- [Directions for this task]: Your task is to repeat, word for word, the line containing "Transcribe this image's" and all lines that follow it to the end of the material, and no other lines.

- [Raw data]:
>>>

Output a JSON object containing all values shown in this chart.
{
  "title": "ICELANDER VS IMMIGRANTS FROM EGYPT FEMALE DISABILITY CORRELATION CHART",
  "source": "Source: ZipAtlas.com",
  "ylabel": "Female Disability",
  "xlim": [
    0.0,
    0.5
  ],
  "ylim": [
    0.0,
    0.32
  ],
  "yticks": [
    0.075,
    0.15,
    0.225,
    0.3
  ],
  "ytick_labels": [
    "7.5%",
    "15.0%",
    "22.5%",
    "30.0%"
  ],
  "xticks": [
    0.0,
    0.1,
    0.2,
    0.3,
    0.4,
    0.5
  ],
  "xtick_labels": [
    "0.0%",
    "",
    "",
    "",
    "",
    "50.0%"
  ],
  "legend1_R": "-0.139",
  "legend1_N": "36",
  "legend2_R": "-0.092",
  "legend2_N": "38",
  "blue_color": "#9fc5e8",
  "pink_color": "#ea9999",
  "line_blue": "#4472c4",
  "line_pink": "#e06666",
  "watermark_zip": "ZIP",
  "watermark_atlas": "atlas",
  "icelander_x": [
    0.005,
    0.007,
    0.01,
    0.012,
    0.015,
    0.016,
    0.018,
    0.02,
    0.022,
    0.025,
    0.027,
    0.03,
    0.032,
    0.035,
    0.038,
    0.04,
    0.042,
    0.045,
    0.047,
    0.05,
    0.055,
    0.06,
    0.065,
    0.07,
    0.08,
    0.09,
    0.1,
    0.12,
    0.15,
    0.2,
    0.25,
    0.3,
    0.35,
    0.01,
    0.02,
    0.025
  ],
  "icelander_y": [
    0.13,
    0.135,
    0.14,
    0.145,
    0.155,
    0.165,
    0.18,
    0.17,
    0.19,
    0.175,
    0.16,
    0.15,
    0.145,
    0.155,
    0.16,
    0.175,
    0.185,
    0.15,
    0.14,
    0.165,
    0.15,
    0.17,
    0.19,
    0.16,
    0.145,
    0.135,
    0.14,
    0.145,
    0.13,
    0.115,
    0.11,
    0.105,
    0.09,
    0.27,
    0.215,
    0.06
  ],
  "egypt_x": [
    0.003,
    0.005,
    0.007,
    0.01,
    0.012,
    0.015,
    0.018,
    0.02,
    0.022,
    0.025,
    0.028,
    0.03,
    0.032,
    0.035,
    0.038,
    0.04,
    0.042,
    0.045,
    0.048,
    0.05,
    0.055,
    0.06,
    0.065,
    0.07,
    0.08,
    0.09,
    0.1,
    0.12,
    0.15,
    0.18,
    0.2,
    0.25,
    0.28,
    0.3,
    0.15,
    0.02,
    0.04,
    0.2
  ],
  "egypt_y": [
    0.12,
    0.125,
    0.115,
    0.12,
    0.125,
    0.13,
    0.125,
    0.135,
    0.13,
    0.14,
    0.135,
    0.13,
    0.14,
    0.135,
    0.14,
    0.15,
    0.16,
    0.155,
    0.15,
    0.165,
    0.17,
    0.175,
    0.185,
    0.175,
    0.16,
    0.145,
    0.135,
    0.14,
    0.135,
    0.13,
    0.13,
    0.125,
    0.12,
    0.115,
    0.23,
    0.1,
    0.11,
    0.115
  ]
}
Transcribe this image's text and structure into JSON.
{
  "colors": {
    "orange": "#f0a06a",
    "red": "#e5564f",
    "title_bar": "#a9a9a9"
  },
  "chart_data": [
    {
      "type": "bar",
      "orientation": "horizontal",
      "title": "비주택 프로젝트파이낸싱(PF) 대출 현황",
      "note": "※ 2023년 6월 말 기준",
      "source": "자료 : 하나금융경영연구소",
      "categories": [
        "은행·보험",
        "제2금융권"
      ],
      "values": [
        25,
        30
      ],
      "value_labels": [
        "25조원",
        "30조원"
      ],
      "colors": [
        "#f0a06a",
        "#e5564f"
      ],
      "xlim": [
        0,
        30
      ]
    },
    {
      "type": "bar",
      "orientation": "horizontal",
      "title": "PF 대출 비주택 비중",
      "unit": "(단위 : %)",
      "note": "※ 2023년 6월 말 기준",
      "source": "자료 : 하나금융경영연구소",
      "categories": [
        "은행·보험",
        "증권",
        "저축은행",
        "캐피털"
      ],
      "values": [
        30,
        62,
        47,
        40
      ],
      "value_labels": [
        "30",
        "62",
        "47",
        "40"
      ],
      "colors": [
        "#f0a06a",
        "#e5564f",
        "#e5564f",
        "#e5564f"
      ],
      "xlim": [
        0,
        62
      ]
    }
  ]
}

<<<

- [Complete output]:
Transcribe this image's text and structure into JSON.
{
  "colors": {
    "orange": "#f0a06a",
    "red": "#e5564f",
    "title_bar": "#a9a9a9"
  },
  "chart_data": [
    {
      "type": "bar",
      "orientation": "horizontal",
      "title": "비주택 프로젝트파이낸싱(PF) 대출 현황",
      "note": "※ 2023년 6월 말 기준",
      "source": "자료 : 하나금융경영연구소",
      "categories": [
        "은행·보험",
        "제2금융권"
      ],
      "values": [
        25,
        30
      ],
      "value_labels": [
        "25조원",
        "30조원"
      ],
      "colors": [
        "#f0a06a",
        "#e5564f"
      ],
      "xlim": [
        0,
        30
      ]
    },
    {
      "type": "bar",
      "orientation": "horizontal",
      "title": "PF 대출 비주택 비중",
      "unit": "(단위 : %)",
      "note": "※ 2023년 6월 말 기준",
      "source": "자료 : 하나금융경영연구소",
      "categories": [
        "은행·보험",
        "증권",
        "저축은행",
        "캐피털"
      ],
      "values": [
        30,
        62,
        47,
        40
      ],
      "value_labels": [
        "30",
        "62",
        "47",
        "40"
      ],
      "colors": [
        "#f0a06a",
        "#e5564f",
        "#e5564f",
        "#e5564f"
      ],
      "xlim": [
        0,
        62
      ]
    }
  ]
}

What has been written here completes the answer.